[Stored data]
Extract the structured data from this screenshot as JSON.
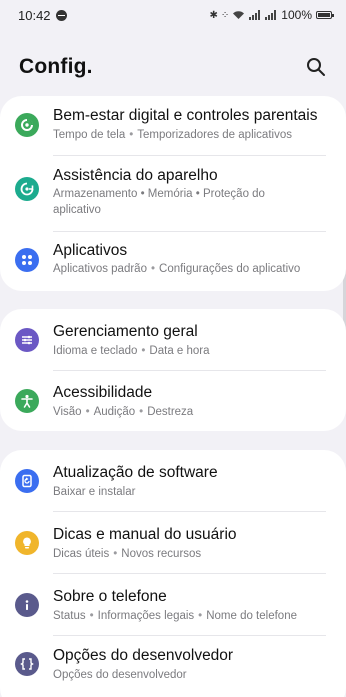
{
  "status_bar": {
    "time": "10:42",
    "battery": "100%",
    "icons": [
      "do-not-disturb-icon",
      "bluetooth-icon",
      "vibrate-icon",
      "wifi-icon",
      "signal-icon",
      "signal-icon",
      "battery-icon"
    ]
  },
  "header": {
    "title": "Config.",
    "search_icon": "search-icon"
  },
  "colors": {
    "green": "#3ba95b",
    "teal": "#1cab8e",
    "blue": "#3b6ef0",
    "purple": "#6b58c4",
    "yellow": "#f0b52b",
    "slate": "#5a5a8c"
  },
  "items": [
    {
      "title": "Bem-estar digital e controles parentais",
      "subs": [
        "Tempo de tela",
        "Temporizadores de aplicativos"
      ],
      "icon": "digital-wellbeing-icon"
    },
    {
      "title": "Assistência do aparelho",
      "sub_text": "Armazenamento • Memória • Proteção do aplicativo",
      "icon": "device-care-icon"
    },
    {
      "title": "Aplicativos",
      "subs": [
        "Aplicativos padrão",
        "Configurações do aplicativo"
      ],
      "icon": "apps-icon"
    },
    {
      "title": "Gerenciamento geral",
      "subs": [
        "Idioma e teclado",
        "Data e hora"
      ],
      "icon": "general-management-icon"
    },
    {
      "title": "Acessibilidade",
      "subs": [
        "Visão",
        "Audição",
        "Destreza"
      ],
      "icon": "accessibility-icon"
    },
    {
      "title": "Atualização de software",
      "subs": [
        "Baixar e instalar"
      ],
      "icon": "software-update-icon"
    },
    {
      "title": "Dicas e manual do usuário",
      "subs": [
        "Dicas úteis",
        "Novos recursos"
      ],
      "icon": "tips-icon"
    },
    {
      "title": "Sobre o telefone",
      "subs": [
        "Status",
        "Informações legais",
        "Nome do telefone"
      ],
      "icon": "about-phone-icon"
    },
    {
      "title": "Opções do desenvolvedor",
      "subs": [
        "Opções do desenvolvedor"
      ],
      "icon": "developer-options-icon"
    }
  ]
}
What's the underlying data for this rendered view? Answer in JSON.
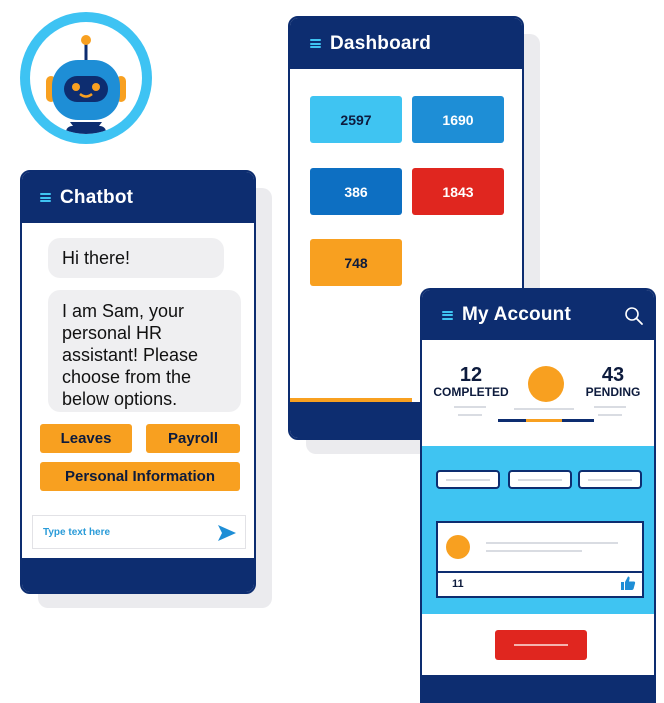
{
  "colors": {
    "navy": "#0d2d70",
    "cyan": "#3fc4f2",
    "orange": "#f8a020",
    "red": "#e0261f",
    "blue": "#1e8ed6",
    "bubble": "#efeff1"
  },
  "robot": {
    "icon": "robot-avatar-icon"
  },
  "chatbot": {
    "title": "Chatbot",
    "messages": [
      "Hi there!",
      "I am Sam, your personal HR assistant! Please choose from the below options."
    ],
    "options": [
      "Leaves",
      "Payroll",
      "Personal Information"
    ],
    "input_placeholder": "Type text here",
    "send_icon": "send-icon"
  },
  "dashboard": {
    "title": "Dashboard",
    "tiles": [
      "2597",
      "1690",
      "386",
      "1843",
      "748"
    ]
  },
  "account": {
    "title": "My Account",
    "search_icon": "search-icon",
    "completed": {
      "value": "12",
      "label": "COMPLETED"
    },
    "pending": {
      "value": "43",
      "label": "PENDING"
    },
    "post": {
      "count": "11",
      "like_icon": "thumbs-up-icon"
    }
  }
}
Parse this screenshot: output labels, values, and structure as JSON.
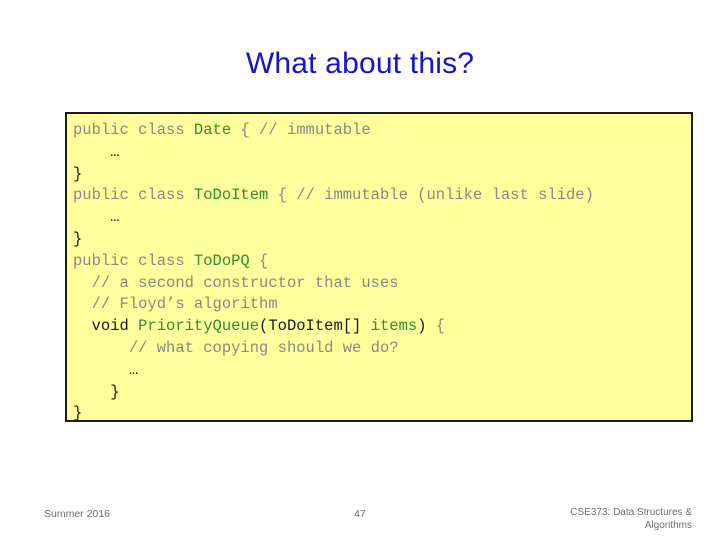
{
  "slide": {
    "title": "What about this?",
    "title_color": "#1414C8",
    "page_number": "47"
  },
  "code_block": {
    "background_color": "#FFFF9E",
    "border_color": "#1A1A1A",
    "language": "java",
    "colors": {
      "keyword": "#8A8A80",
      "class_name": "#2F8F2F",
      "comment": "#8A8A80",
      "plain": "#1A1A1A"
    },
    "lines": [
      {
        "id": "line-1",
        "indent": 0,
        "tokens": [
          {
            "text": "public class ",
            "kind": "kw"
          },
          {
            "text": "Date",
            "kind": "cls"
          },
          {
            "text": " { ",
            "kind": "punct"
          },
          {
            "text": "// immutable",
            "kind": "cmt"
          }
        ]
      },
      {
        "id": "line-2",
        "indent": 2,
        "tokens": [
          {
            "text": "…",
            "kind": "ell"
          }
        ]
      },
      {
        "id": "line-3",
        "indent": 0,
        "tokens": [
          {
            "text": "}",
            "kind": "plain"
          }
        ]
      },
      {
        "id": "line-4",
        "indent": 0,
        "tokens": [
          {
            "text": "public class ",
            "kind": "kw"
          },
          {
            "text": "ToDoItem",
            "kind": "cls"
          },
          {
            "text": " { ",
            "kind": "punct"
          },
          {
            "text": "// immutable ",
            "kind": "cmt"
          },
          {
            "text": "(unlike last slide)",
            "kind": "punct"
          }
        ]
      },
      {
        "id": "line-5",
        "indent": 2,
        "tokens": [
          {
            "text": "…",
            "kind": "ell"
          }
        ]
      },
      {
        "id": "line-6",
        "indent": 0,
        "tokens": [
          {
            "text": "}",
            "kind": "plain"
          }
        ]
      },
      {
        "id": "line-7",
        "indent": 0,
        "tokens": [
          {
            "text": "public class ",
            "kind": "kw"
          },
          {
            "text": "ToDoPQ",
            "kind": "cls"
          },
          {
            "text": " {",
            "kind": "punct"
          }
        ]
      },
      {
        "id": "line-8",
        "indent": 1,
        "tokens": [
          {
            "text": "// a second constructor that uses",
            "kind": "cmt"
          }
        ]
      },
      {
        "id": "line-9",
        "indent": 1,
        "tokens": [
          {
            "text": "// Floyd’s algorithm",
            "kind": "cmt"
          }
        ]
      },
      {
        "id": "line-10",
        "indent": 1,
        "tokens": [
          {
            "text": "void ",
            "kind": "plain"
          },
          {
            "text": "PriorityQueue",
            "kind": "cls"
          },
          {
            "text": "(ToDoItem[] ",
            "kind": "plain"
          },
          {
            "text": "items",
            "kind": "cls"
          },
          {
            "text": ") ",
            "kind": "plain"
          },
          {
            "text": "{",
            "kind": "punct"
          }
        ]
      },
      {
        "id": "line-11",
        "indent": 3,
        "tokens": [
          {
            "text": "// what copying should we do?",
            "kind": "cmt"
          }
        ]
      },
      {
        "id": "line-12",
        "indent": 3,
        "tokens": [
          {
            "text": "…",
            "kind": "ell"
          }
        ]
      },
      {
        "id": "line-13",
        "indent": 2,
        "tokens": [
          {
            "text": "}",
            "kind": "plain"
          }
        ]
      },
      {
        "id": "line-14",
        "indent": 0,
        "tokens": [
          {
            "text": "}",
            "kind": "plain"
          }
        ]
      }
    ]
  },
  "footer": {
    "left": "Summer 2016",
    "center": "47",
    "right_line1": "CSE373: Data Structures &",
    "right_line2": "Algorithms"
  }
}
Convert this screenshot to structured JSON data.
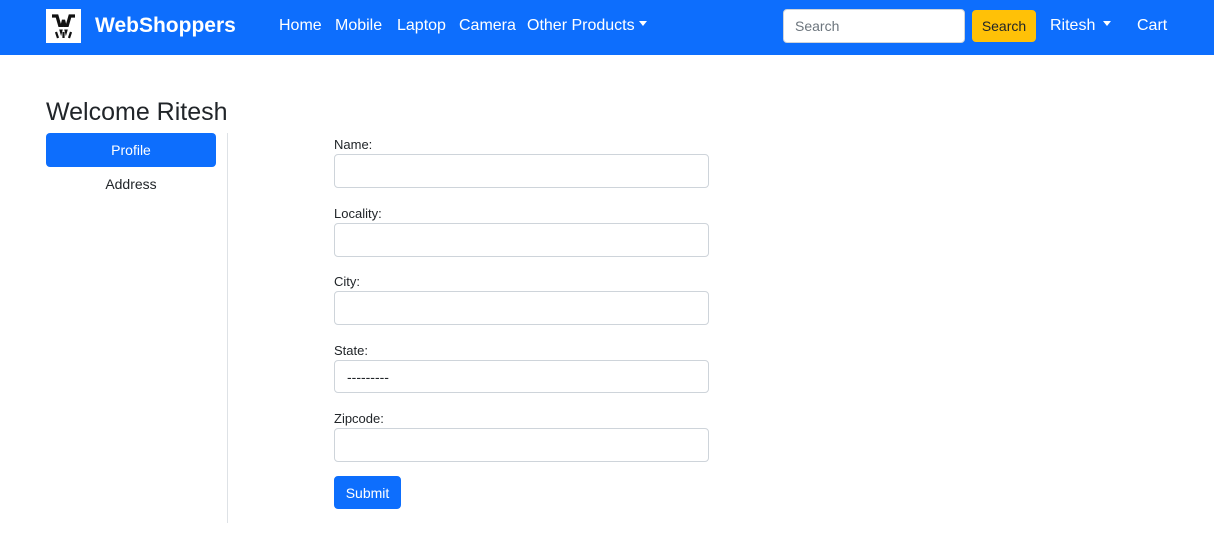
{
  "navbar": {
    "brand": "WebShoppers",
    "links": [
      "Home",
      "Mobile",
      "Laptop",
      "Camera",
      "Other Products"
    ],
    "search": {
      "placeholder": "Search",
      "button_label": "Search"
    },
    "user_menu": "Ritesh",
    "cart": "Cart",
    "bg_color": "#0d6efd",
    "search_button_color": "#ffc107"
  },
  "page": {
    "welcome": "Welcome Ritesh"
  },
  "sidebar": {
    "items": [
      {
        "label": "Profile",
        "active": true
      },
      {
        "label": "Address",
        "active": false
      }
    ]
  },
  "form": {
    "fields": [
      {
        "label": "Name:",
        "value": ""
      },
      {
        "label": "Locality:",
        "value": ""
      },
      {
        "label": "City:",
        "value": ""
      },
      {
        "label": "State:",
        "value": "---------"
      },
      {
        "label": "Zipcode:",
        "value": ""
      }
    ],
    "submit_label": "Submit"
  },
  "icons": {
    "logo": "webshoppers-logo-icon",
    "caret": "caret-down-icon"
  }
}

▸ **TASK STATEMENT**: Only lines with "about" are wanted here; list each of them.

▸ **SOLUTION**:
      "icon": "about-phone-icon"
    "title": "What about this?",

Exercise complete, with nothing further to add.